[BEGIN Material provided]

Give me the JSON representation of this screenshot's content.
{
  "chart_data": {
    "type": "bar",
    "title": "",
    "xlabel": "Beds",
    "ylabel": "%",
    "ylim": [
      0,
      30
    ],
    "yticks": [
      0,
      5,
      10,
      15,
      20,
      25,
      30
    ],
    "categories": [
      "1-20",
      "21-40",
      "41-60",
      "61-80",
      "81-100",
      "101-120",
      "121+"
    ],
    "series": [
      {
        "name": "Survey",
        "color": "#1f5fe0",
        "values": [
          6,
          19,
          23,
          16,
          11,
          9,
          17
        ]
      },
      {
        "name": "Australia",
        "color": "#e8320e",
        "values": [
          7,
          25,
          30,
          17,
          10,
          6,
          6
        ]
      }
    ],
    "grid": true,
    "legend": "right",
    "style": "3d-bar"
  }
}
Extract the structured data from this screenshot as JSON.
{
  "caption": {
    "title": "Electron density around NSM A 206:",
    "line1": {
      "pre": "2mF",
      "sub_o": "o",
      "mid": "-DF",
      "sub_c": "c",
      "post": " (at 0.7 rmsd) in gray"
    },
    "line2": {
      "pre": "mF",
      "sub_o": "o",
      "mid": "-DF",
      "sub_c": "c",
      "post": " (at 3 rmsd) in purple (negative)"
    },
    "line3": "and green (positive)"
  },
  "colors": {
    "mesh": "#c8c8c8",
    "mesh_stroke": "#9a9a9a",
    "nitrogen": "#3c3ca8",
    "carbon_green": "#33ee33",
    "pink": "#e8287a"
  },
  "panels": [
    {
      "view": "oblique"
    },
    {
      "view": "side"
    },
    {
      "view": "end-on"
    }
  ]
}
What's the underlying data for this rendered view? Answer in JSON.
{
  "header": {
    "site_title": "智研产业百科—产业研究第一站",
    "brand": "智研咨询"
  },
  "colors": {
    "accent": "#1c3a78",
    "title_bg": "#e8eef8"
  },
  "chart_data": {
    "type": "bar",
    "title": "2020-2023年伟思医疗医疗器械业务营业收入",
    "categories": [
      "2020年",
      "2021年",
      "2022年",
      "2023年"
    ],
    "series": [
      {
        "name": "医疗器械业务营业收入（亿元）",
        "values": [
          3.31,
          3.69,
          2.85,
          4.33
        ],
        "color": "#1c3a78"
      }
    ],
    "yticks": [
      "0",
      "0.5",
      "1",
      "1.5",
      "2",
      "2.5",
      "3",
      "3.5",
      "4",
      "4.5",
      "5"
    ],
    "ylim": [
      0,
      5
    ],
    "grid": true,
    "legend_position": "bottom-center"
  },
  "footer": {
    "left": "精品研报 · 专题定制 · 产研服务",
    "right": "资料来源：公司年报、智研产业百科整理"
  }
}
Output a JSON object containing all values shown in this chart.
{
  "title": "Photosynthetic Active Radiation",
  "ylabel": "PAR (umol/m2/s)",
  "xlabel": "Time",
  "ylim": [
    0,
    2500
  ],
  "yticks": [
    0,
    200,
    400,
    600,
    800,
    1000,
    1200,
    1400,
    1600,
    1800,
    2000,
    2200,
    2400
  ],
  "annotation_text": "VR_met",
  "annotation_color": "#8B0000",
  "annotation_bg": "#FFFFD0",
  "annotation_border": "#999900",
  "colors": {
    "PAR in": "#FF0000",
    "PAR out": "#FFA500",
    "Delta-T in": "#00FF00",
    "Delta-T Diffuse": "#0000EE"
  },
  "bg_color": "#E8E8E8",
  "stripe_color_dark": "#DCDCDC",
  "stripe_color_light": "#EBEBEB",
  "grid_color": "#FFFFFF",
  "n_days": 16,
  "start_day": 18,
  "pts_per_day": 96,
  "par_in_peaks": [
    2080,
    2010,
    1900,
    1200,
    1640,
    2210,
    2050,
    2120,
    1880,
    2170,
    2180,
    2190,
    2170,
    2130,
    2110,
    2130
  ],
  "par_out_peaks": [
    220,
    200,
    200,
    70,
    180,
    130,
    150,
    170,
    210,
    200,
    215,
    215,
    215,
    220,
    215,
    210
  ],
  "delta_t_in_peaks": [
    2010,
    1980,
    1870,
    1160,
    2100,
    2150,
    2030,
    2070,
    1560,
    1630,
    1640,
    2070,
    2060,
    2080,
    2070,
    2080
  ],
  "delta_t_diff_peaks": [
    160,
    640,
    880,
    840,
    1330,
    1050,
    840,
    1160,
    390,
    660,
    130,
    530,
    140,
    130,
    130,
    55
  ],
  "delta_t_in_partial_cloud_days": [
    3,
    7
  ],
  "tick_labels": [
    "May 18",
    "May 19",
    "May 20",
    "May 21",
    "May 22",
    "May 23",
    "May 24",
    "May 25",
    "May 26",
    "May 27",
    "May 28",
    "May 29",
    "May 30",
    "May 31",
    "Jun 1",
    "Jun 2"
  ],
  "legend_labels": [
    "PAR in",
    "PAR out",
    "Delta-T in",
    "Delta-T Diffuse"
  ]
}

[END Material provided]

_Stated task_
How many lines of the listing above include the word "right"? State the number and nothing else.

_Solution for this problem_
2